- RECORDS FOR THIS EXERCISE -
>>>>

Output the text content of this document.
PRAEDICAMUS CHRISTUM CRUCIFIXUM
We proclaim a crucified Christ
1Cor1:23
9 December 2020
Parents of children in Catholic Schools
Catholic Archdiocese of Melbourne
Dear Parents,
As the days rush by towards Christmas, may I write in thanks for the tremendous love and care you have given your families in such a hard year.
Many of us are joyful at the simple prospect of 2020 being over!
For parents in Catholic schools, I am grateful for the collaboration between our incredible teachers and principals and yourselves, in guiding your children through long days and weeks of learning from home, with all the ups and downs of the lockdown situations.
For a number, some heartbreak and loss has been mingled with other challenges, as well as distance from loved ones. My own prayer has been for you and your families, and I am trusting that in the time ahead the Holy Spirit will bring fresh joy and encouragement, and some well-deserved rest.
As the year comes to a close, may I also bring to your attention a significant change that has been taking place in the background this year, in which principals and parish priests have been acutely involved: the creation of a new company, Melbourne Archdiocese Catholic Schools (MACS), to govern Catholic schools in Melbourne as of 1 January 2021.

<<<<

- WHAT YOU SHOULD DO -
Report each line of the material above where the word "principals" appears.

- THE RESULT -
For parents in Catholic schools, I am grateful for the collaboration between our incredible teachers and principals and yourselves, in guiding your children through long days and weeks of learning from home, with all the ups and downs of the lockdown situations.
As the year comes to a close, may I also bring to your attention a significant change that has been taking place in the background this year, in which principals and parish priests have been acutely involved: the creation of a new company, Melbourne Archdiocese Catholic Schools (MACS), to govern Catholic schools in Melbourne as of 1 January 2021.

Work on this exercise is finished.